Return, from the material below, each line in which the word "JSON" is present.
# # # # #
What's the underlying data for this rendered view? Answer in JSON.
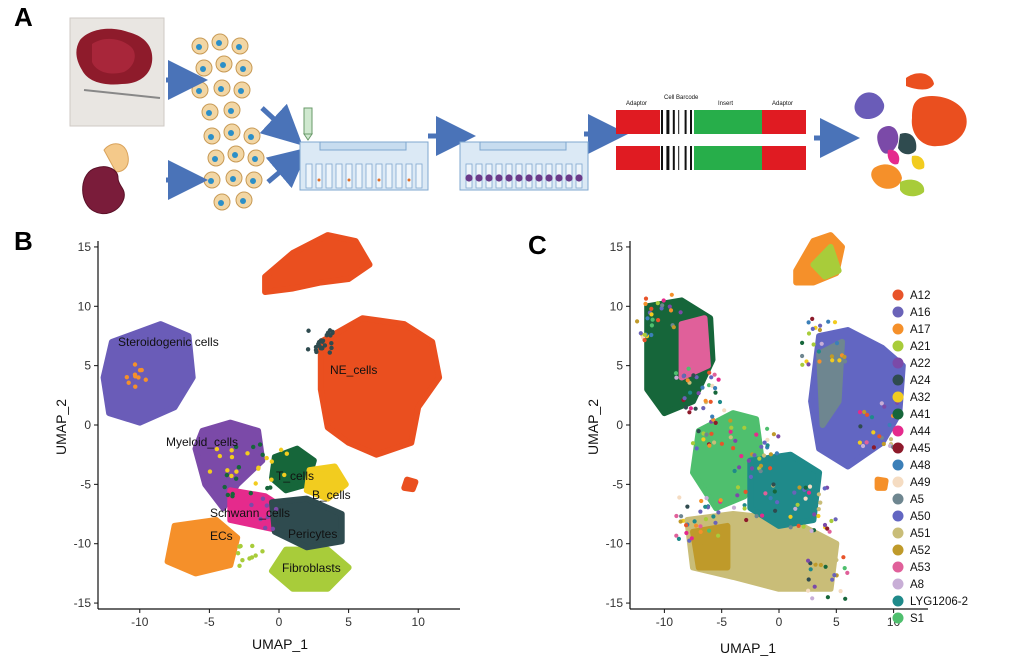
{
  "figure": {
    "panel_a": {
      "letter": "A",
      "seq_labels": [
        "Adaptor",
        "Cell Barcode",
        "Insert",
        "Adaptor"
      ]
    },
    "panel_b": {
      "letter": "B",
      "xlabel": "UMAP_1",
      "ylabel": "UMAP_2",
      "xticks": [
        -10,
        -5,
        0,
        5,
        10
      ],
      "yticks": [
        15,
        10,
        5,
        0,
        -5,
        -10,
        -15
      ],
      "xlim": [
        -13,
        13
      ],
      "ylim": [
        -15.5,
        15.5
      ],
      "cluster_labels": [
        "Steroidogenic cells",
        "NE_cells",
        "Myeloid_cells",
        "T_cells",
        "B_cells",
        "Schwann_cells",
        "Pericytes",
        "ECs",
        "Fibroblasts"
      ]
    },
    "panel_c": {
      "letter": "C",
      "xlabel": "UMAP_1",
      "ylabel": "UMAP_2",
      "xticks": [
        -10,
        -5,
        0,
        5,
        10
      ],
      "yticks": [
        15,
        10,
        5,
        0,
        -5,
        -10,
        -15
      ],
      "xlim": [
        -13,
        13
      ],
      "ylim": [
        -15.5,
        15.5
      ],
      "legend_position": "right",
      "legend": [
        {
          "name": "A12",
          "color": "#e8542a"
        },
        {
          "name": "A16",
          "color": "#6a63b8"
        },
        {
          "name": "A17",
          "color": "#f5902a"
        },
        {
          "name": "A21",
          "color": "#a8cc3a"
        },
        {
          "name": "A22",
          "color": "#7b4aa8"
        },
        {
          "name": "A24",
          "color": "#2f4b4f"
        },
        {
          "name": "A32",
          "color": "#f2cc1f"
        },
        {
          "name": "A41",
          "color": "#16663a"
        },
        {
          "name": "A44",
          "color": "#e52a8c"
        },
        {
          "name": "A45",
          "color": "#8c1a2a"
        },
        {
          "name": "A48",
          "color": "#3b7fb8"
        },
        {
          "name": "A49",
          "color": "#f5dcc2"
        },
        {
          "name": "A5",
          "color": "#6e8690"
        },
        {
          "name": "A50",
          "color": "#6266c2"
        },
        {
          "name": "A51",
          "color": "#c9bd78"
        },
        {
          "name": "A52",
          "color": "#bf9a2a"
        },
        {
          "name": "A53",
          "color": "#e0609a"
        },
        {
          "name": "A8",
          "color": "#c8aed6"
        },
        {
          "name": "LYG1206-2",
          "color": "#1f8a8a"
        },
        {
          "name": "S1",
          "color": "#4fbf6e"
        }
      ]
    }
  },
  "colors": {
    "ne": "#ea4f1f",
    "steroid": "#6a5cb8",
    "myeloid": "#7b4aa8",
    "tcell": "#16663a",
    "bcell": "#f2cc1f",
    "schwann": "#e52a8c",
    "pericyte": "#2f4b4f",
    "ec": "#f5902a",
    "fibro": "#a8cc3a",
    "arrow": "#4a73b8",
    "seq_red": "#e01b22",
    "seq_green": "#27ae4a",
    "chip": "#dbe9f5",
    "chip_edge": "#7fa7cf"
  }
}
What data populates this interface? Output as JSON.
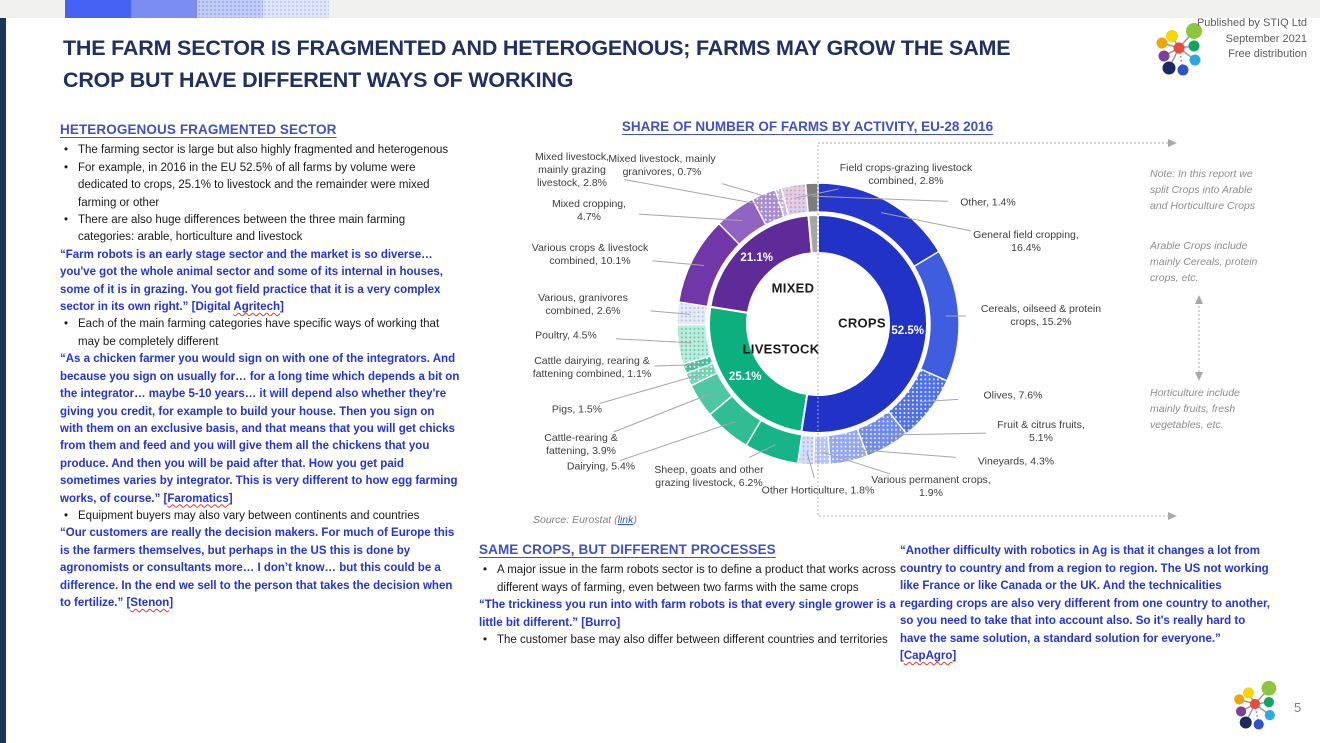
{
  "header": {
    "title_lines": [
      "THE FARM SECTOR IS FRAGMENTED AND HETEROGENOUS; FARMS MAY GROW THE SAME",
      "CROP BUT HAVE DIFFERENT WAYS OF WORKING"
    ],
    "publisher_lines": [
      "Published by STIQ Ltd",
      "September 2021",
      "Free distribution"
    ]
  },
  "page": {
    "number": "5"
  },
  "left_column": {
    "heading": "HETEROGENOUS FRAGMENTED SECTOR",
    "items": [
      {
        "type": "bullet",
        "text": "The farming sector is large but also highly fragmented and heterogenous"
      },
      {
        "type": "bullet",
        "text": "For example, in 2016 in the EU 52.5% of all farms by volume were dedicated to crops, 25.1% to livestock and the remainder were mixed farming or other"
      },
      {
        "type": "bullet",
        "text": "There are also huge differences between the three main farming categories: arable, horticulture and livestock"
      },
      {
        "type": "quote",
        "text": "“Farm robots is an early stage sector and the market is so diverse… you've got the whole animal sector and some of its internal in houses, some of it is in grazing. You got field practice that it is a very complex sector in its own right.”",
        "attr_prefix": "[",
        "attr_word": "Digital Agritech",
        "attr_suffix": "]",
        "flag": "Agritech"
      },
      {
        "type": "bullet",
        "text": "Each of the main farming categories have specific ways of working that may be completely different"
      },
      {
        "type": "quote",
        "text": "“As a chicken farmer you would sign on with one of the integrators. And because you sign on usually for… for a long time which depends a bit on the integrator… maybe 5-10 years… it will depend also whether they're giving you credit, for example to build your house. Then you sign on with them on an exclusive basis, and that means that you will get chicks from them and feed and you will give them all the chickens that you produce. And then you will be paid after that. How you get paid sometimes varies by integrator. This is very different to how egg farming works, of course.”",
        "attr_prefix": "[",
        "attr_word": "Faromatics",
        "attr_suffix": "]",
        "flag": "Faromatics"
      },
      {
        "type": "bullet",
        "text": "Equipment buyers may also vary between continents and countries"
      },
      {
        "type": "quote",
        "text": "“Our customers are really the decision makers. For much of Europe this is the farmers themselves, but perhaps in the US this is done by agronomists or consultants more… I don’t know… but this could be a difference. In the end we sell to the person that takes the decision when to fertilize.”",
        "attr_prefix": "[",
        "attr_word": "Stenon",
        "attr_suffix": "]",
        "flag": "Stenon"
      }
    ]
  },
  "mid_section": {
    "heading": "SAME CROPS, BUT DIFFERENT PROCESSES",
    "items": [
      {
        "type": "bullet",
        "text": "A major issue in the farm robots sector is to define a product that works across different ways of farming, even between two farms with the same crops"
      },
      {
        "type": "quote",
        "text": "“The trickiness you run into with farm robots is that every single grower is a little bit different.”",
        "attr_prefix": "[",
        "attr_word": "Burro",
        "attr_suffix": "]",
        "flag": ""
      },
      {
        "type": "bullet",
        "text": "The customer base may also differ between different countries and territories"
      }
    ]
  },
  "right_quote": {
    "text": "“Another difficulty with robotics in Ag is that it changes a lot from country to country and from a region to region. The US not working like France or like Canada or the UK. And the technicalities regarding crops are also very different from one country to another, so you need to take that into account also. So it's really hard to have the same solution, a standard solution for everyone.”",
    "attr_prefix": "[",
    "attr_word": "CapAgro",
    "attr_suffix": "]",
    "flag": "CapAgro"
  },
  "chart_data": {
    "type": "pie",
    "variant": "double-ring-donut",
    "title": "SHARE OF NUMBER OF FARMS BY ACTIVITY, EU-28 2016",
    "source": {
      "prefix": "Source: Eurostat (",
      "link": "link",
      "suffix": ")"
    },
    "inner_ring": [
      {
        "label": "CROPS",
        "value": 52.5,
        "pct": "52.5%",
        "color": "#2132c7"
      },
      {
        "label": "LIVESTOCK",
        "value": 25.1,
        "pct": "25.1%",
        "color": "#0bb07e"
      },
      {
        "label": "MIXED",
        "value": 21.1,
        "pct": "21.1%",
        "color": "#5f2b98"
      },
      {
        "label": "Other",
        "value": 1.4,
        "pct": "",
        "color": "#a6a6a6"
      }
    ],
    "outer_ring": [
      {
        "label": "General field cropping",
        "value": 16.4,
        "color": "#2536cb"
      },
      {
        "label": "Cereals, oilseed & protein crops",
        "value": 15.2,
        "color": "#3e5edf"
      },
      {
        "label": "Olives",
        "value": 7.6,
        "color": "#4f70e6",
        "dot": "#ffffff"
      },
      {
        "label": "Fruit & citrus fruits",
        "value": 5.1,
        "color": "#6e8aec",
        "dot": "#ffffff"
      },
      {
        "label": "Vineyards",
        "value": 4.3,
        "color": "#93a8f1",
        "dot": "#ffffff"
      },
      {
        "label": "Various permanent crops",
        "value": 1.9,
        "color": "#b4c2f6",
        "dot": "#ffffff"
      },
      {
        "label": "Other Horticulture",
        "value": 1.8,
        "color": "#d7defa",
        "dot": "#9fb0f0"
      },
      {
        "label": "Sheep, goats and other grazing livestock",
        "value": 6.2,
        "color": "#19b389"
      },
      {
        "label": "Dairying",
        "value": 5.4,
        "color": "#30bd93"
      },
      {
        "label": "Cattle-rearing & fattening",
        "value": 3.9,
        "color": "#4fc7a2"
      },
      {
        "label": "Pigs",
        "value": 1.5,
        "color": "#71d2b4",
        "dot": "#ffffff"
      },
      {
        "label": "Cattle dairying, rearing & fattening combined",
        "value": 1.1,
        "color": "#3fc29a",
        "dot": "#ffffff"
      },
      {
        "label": "Poultry",
        "value": 4.5,
        "color": "#bdebdb",
        "dot": "#4fc7a2"
      },
      {
        "label": "Various, granivores combined",
        "value": 2.6,
        "color": "#e7ebf7",
        "dot": "#aab8e0"
      },
      {
        "label": "Various crops & livestock combined",
        "value": 10.1,
        "color": "#7137a9"
      },
      {
        "label": "Mixed cropping",
        "value": 4.7,
        "color": "#9263c2"
      },
      {
        "label": "Mixed livestock, mainly grazing livestock",
        "value": 2.8,
        "color": "#a98bd1",
        "dot": "#ffffff"
      },
      {
        "label": "Mixed livestock, mainly granivores",
        "value": 0.7,
        "color": "#c9b7e3",
        "dot": "#ffffff"
      },
      {
        "label": "Field crops-grazing livestock combined",
        "value": 2.8,
        "color": "#d9d0ee",
        "dot": "#ef8f72"
      },
      {
        "label": "Other",
        "value": 1.4,
        "color": "#7d7d7d"
      }
    ],
    "notes": [
      "Note: In this report we split Crops into Arable and Horticulture Crops",
      "Arable Crops include mainly Cereals, protein crops, etc.",
      "Horticulture include mainly fruits, fresh vegetables, etc."
    ],
    "legend_position": "callout-labels",
    "grid": false
  }
}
# # # # #
Task output ->
What's the underlying data for this rendered view? Answer in JSON.
What data populates this interface? Output as JSON.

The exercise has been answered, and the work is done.